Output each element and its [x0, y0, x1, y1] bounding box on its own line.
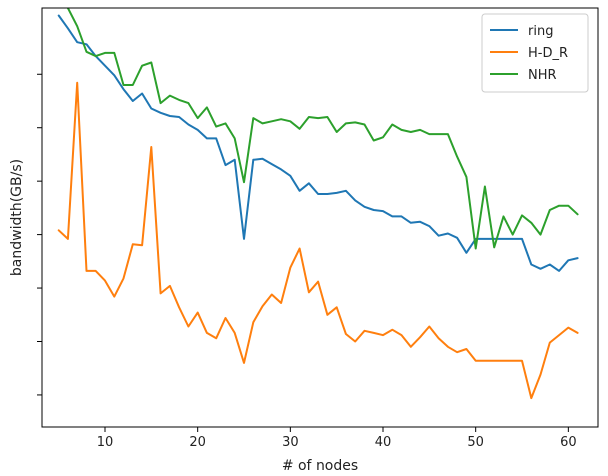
x-tick-label: 10	[97, 435, 114, 450]
series-line-h-d-r	[57, 81, 579, 400]
legend-label: NHR	[528, 68, 557, 83]
series-line-nhr	[66, 8, 579, 250]
legend: ring H-D_R NHR	[481, 13, 589, 93]
x-axis-label: # of nodes	[282, 458, 358, 474]
series-line-ring	[57, 14, 579, 272]
plot-area	[57, 8, 579, 400]
x-tick-label: 30	[282, 435, 299, 450]
x-tick-label: 60	[560, 435, 577, 450]
legend-label: ring	[528, 24, 553, 39]
x-tick-label: 40	[375, 435, 392, 450]
x-tick-label: 20	[189, 435, 206, 450]
plot-frame	[41, 7, 599, 428]
x-tick-label: 50	[467, 435, 484, 450]
legend-box	[481, 13, 589, 93]
y-axis-label: bandwidth(GB/s)	[9, 159, 25, 276]
legend-label: H-D_R	[528, 46, 568, 61]
axis-ticks: 10 20 30 40 50 60	[37, 73, 577, 450]
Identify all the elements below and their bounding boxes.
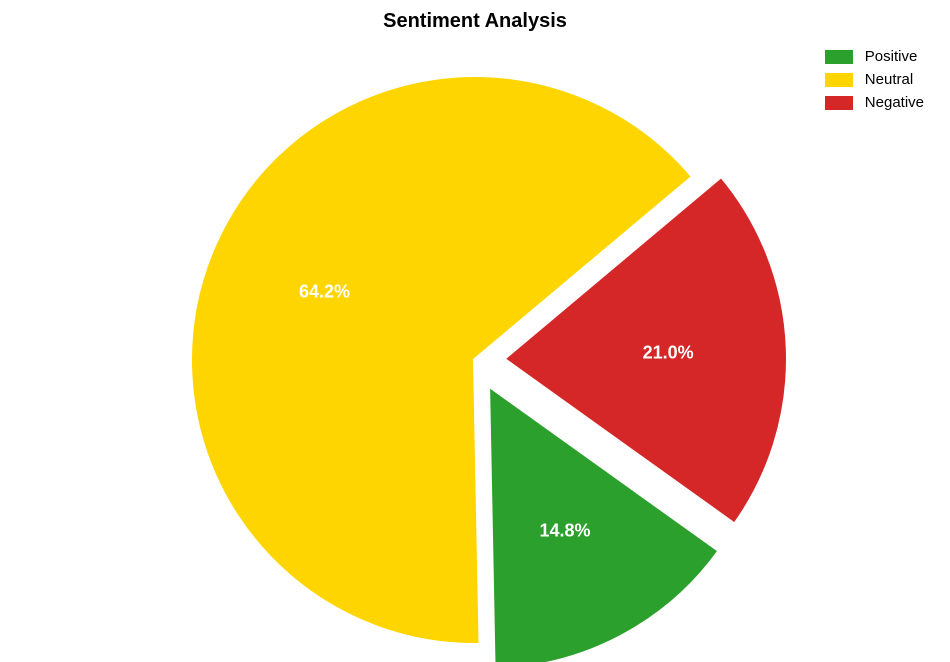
slice-label-neutral: 64.2%	[299, 281, 350, 302]
legend-label-positive: Positive	[865, 48, 918, 65]
legend-label-negative: Negative	[865, 94, 924, 111]
legend-swatch-positive	[825, 50, 853, 64]
legend-item-positive: Positive	[825, 48, 924, 65]
pie-chart	[0, 0, 950, 662]
legend-swatch-neutral	[825, 73, 853, 87]
legend: Positive Neutral Negative	[825, 48, 924, 117]
legend-item-negative: Negative	[825, 94, 924, 111]
slice-label-negative: 21.0%	[643, 342, 694, 363]
legend-item-neutral: Neutral	[825, 71, 924, 88]
slice-label-positive: 14.8%	[540, 521, 591, 542]
legend-swatch-negative	[825, 96, 853, 110]
legend-label-neutral: Neutral	[865, 71, 913, 88]
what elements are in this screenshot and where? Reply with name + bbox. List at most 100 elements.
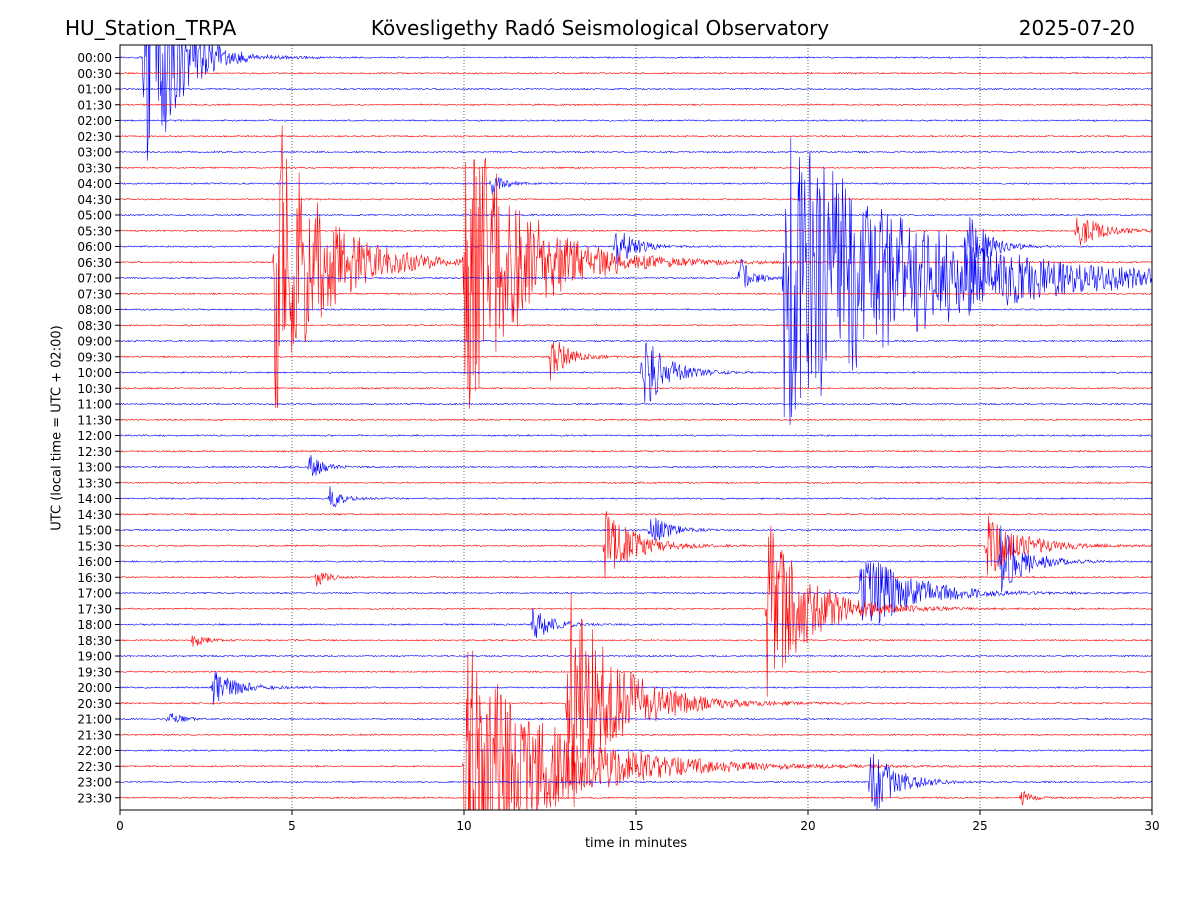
trace-0000 [120,45,1152,161]
y-tick-label: 01:30 [77,98,112,112]
y-tick-label: 00:00 [77,51,112,65]
y-tick-label: 11:30 [77,413,112,427]
y-tick-label: 00:30 [77,67,112,81]
y-tick-label: 19:30 [77,665,112,679]
y-tick-label: 08:30 [77,319,112,333]
y-tick-label: 05:30 [77,224,112,238]
trace-1900 [120,654,1152,658]
y-tick-label: 21:00 [77,713,112,727]
trace-1400 [120,486,1152,508]
y-tick-label: 12:30 [77,445,112,459]
station-name: HU_Station_TRPA [65,16,237,40]
trace-1330 [120,481,1152,485]
y-tick-label: 18:30 [77,634,112,648]
y-tick-label: 16:00 [77,555,112,569]
trace-1130 [120,418,1152,422]
trace-1030 [120,386,1152,390]
y-tick-label: 04:30 [77,193,112,207]
trace-0230 [120,134,1152,138]
trace-0700 [120,137,1152,425]
trace-2100 [120,713,1152,723]
y-tick-label: 20:00 [77,681,112,695]
trace-0900 [120,339,1152,343]
trace-0100 [120,87,1152,91]
y-tick-label: 15:00 [77,524,112,538]
x-tick-label: 5 [288,819,296,833]
y-tick-label: 06:00 [77,240,112,254]
y-tick-label: 15:30 [77,539,112,553]
trace-group [120,45,1152,810]
y-tick-label: 04:00 [77,177,112,191]
trace-0530 [120,217,1152,246]
trace-1700 [120,561,1152,624]
y-tick-label: 07:30 [77,287,112,301]
trace-0830 [120,323,1152,327]
y-tick-label: 22:30 [77,760,112,774]
x-tick-label: 0 [116,819,124,833]
x-tick-label: 15 [628,819,643,833]
trace-0500 [120,213,1152,217]
x-tick-label: 10 [456,819,471,833]
trace-0630 [120,125,1152,409]
y-tick-label: 14:00 [77,492,112,506]
y-tick-label: 03:00 [77,146,112,160]
y-tick-label: 02:30 [77,130,112,144]
trace-1830 [120,635,1152,647]
y-tick-label: 10:30 [77,382,112,396]
trace-1530 [120,511,1152,579]
trace-1200 [120,433,1152,437]
y-tick-label: 14:30 [77,508,112,522]
y-tick-label: 19:00 [77,650,112,664]
chart-title: Kövesligethy Radó Seismological Observat… [370,16,830,40]
y-tick-label: 12:00 [77,429,112,443]
y-tick-label: 23:00 [77,776,112,790]
trace-0400 [120,176,1152,195]
trace-0800 [120,308,1152,311]
trace-2300 [120,753,1152,810]
y-tick-label: 16:30 [77,571,112,585]
trace-1100 [120,402,1152,406]
y-tick-label: 22:00 [77,744,112,758]
x-axis-label: time in minutes [584,836,688,851]
x-tick-label: 20 [800,819,815,833]
y-tick-label: 09:00 [77,335,112,349]
y-tick-label: 02:00 [77,114,112,128]
y-tick-label: 13:00 [77,461,112,475]
trace-0200 [120,119,1152,123]
y-tick-label: 20:30 [77,697,112,711]
trace-0030 [120,71,1152,75]
y-tick-label: 13:30 [77,476,112,490]
trace-2130 [120,733,1152,737]
y-tick-label: 10:00 [77,366,112,380]
y-tick-label: 08:00 [77,303,112,317]
trace-0300 [120,150,1152,154]
y-tick-label: 11:00 [77,398,112,412]
trace-0930 [120,341,1152,381]
x-axis: 0 5 10 15 20 25 30 [116,810,1160,833]
y-tick-label: 06:30 [77,256,112,270]
trace-1800 [120,608,1152,639]
y-tick-label: 09:30 [77,350,112,364]
trace-1230 [120,449,1152,453]
x-tick-label: 30 [1144,819,1159,833]
trace-0330 [120,166,1152,170]
trace-1600 [120,525,1152,592]
y-tick-label: 23:30 [77,791,112,805]
trace-2030 [120,593,1152,807]
y-tick-label: 07:00 [77,272,112,286]
trace-2330 [120,790,1152,807]
trace-2200 [120,749,1152,753]
chart-date: 2025-07-20 [1018,16,1135,40]
trace-0430 [120,197,1152,201]
y-tick-label: 21:30 [77,728,112,742]
trace-0130 [120,103,1152,107]
y-tick-label: 17:30 [77,602,112,616]
y-tick-label: 17:00 [77,587,112,601]
trace-0600 [120,216,1152,283]
y-tick-label: 01:00 [77,83,112,97]
x-tick-label: 25 [972,819,987,833]
trace-1000 [120,342,1152,404]
trace-1300 [120,455,1152,477]
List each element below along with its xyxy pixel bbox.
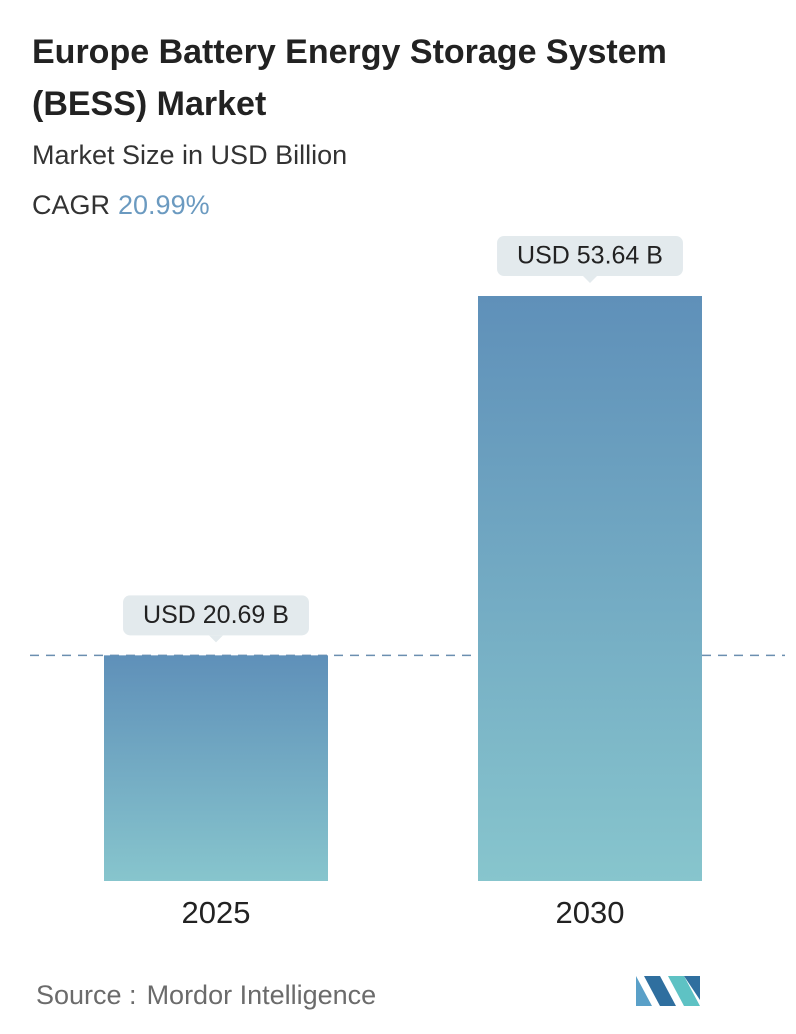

__________

• _TASK DIRECTIONS_
Write out every line of the records above exactly, leaving out the pictures.

• _FINAL ANSWER_
Output each element and its [x0, y0, x1, y1] bounding box on its own line.
x-tick-label: 10	[97, 435, 114, 450]
series-line-h-d-r	[57, 81, 579, 400]
legend-label: NHR	[528, 68, 557, 83]
series-line-nhr	[66, 8, 579, 250]
legend: ring H-D_R NHR	[481, 13, 589, 93]
x-axis-label: # of nodes	[282, 458, 358, 474]
series-line-ring	[57, 14, 579, 272]
plot-area	[57, 8, 579, 400]
x-tick-label: 30	[282, 435, 299, 450]
x-tick-label: 60	[560, 435, 577, 450]
legend-label: ring	[528, 24, 553, 39]
x-tick-label: 40	[375, 435, 392, 450]
x-tick-label: 20	[189, 435, 206, 450]
plot-frame	[41, 7, 599, 428]
x-tick-label: 50	[467, 435, 484, 450]
legend-box	[481, 13, 589, 93]
y-axis-label: bandwidth(GB/s)	[9, 159, 25, 276]
legend-label: H-D_R	[528, 46, 568, 61]
axis-ticks: 10 20 30 40 50 60	[37, 73, 577, 450]
Identify all the elements below and their bounding boxes.
slice-label-neutral: 64.2%	[299, 281, 350, 302]
legend-label-positive: Positive	[865, 48, 918, 65]
legend-label-negative: Negative	[865, 94, 924, 111]
legend-swatch-positive	[825, 50, 853, 64]
legend-item-positive: Positive	[825, 48, 924, 65]
pie-chart	[0, 0, 950, 662]
legend-swatch-neutral	[825, 73, 853, 87]
legend: Positive Neutral Negative	[825, 48, 924, 117]
legend-item-negative: Negative	[825, 94, 924, 111]
slice-label-negative: 21.0%	[643, 342, 694, 363]
legend-item-neutral: Neutral	[825, 71, 924, 88]
slice-label-positive: 14.8%	[540, 521, 591, 542]
legend-swatch-negative	[825, 96, 853, 110]
legend-label-neutral: Neutral	[865, 71, 913, 88]
what elements are in this screenshot and where? Reply with name + bbox. List at most 100 elements.
trace-0000 [120,45,1152,161]
y-tick-label: 01:30 [77,98,112,112]
y-tick-label: 00:00 [77,51,112,65]
y-tick-label: 11:30 [77,413,112,427]
y-tick-label: 00:30 [77,67,112,81]
y-tick-label: 19:30 [77,665,112,679]
y-tick-label: 08:30 [77,319,112,333]
y-tick-label: 05:30 [77,224,112,238]
trace-1900 [120,654,1152,658]
y-tick-label: 21:00 [77,713,112,727]
trace-1400 [120,486,1152,508]
y-tick-label: 12:30 [77,445,112,459]
station-name: HU_Station_TRPA [65,16,237,40]
trace-1330 [120,481,1152,485]
y-tick-label: 18:30 [77,634,112,648]
y-tick-label: 16:00 [77,555,112,569]
trace-1130 [120,418,1152,422]
trace-1030 [120,386,1152,390]
y-tick-label: 04:30 [77,193,112,207]
trace-0230 [120,134,1152,138]
trace-0700 [120,137,1152,425]
trace-2100 [120,713,1152,723]
y-tick-label: 20:00 [77,681,112,695]
trace-0900 [120,339,1152,343]
trace-0100 [120,87,1152,91]
y-tick-label: 15:00 [77,524,112,538]
x-tick-label: 5 [288,819,296,833]
y-tick-label: 06:00 [77,240,112,254]
y-tick-label: 15:30 [77,539,112,553]
trace-group [120,45,1152,810]
y-tick-label: 04:00 [77,177,112,191]
trace-0530 [120,217,1152,246]
trace-1700 [120,561,1152,624]
y-tick-label: 07:30 [77,287,112,301]
trace-0830 [120,323,1152,327]
y-tick-label: 22:30 [77,760,112,774]
x-tick-label: 0 [116,819,124,833]
x-tick-label: 15 [628,819,643,833]
trace-0500 [120,213,1152,217]
x-tick-label: 10 [456,819,471,833]
trace-0630 [120,125,1152,409]
y-tick-label: 14:00 [77,492,112,506]
y-tick-label: 03:00 [77,146,112,160]
y-tick-label: 02:30 [77,130,112,144]
trace-1830 [120,635,1152,647]
y-tick-label: 10:30 [77,382,112,396]
trace-1530 [120,511,1152,579]
trace-1200 [120,433,1152,437]
y-tick-label: 14:30 [77,508,112,522]
y-tick-label: 19:00 [77,650,112,664]
chart-title: Kövesligethy Radó Seismological Observat… [370,16,830,40]
y-tick-label: 12:00 [77,429,112,443]
y-tick-label: 23:00 [77,776,112,790]
trace-0400 [120,176,1152,195]
trace-0800 [120,308,1152,311]
trace-2300 [120,753,1152,810]
y-tick-label: 16:30 [77,571,112,585]
trace-1100 [120,402,1152,406]
y-tick-label: 22:00 [77,744,112,758]
x-axis-label: time in minutes [584,836,688,851]
x-tick-label: 20 [800,819,815,833]
y-tick-label: 09:00 [77,335,112,349]
y-tick-label: 02:00 [77,114,112,128]
y-tick-label: 13:00 [77,461,112,475]
trace-0200 [120,119,1152,123]
y-tick-label: 20:30 [77,697,112,711]
trace-0030 [120,71,1152,75]
y-tick-label: 13:30 [77,476,112,490]
trace-2130 [120,733,1152,737]
y-tick-label: 10:00 [77,366,112,380]
y-tick-label: 08:00 [77,303,112,317]
trace-0300 [120,150,1152,154]
y-tick-label: 11:00 [77,398,112,412]
trace-0930 [120,341,1152,381]
x-axis: 0 5 10 15 20 25 30 [116,810,1160,833]
y-tick-label: 06:30 [77,256,112,270]
trace-1800 [120,608,1152,639]
y-tick-label: 09:30 [77,350,112,364]
trace-1230 [120,449,1152,453]
x-tick-label: 30 [1144,819,1159,833]
trace-0330 [120,166,1152,170]
trace-1600 [120,525,1152,592]
y-tick-label: 23:30 [77,791,112,805]
trace-2030 [120,593,1152,807]
y-tick-label: 07:00 [77,272,112,286]
trace-2330 [120,790,1152,807]
trace-2200 [120,749,1152,753]
chart-date: 2025-07-20 [1018,16,1135,40]
trace-0430 [120,197,1152,201]
y-tick-label: 21:30 [77,728,112,742]
trace-0130 [120,103,1152,107]
y-tick-label: 17:30 [77,602,112,616]
y-tick-label: 17:00 [77,587,112,601]
trace-0600 [120,216,1152,283]
y-tick-label: 01:00 [77,83,112,97]
x-tick-label: 25 [972,819,987,833]
trace-1000 [120,342,1152,404]
trace-1300 [120,455,1152,477]
List each element below along with its xyxy pixel bbox.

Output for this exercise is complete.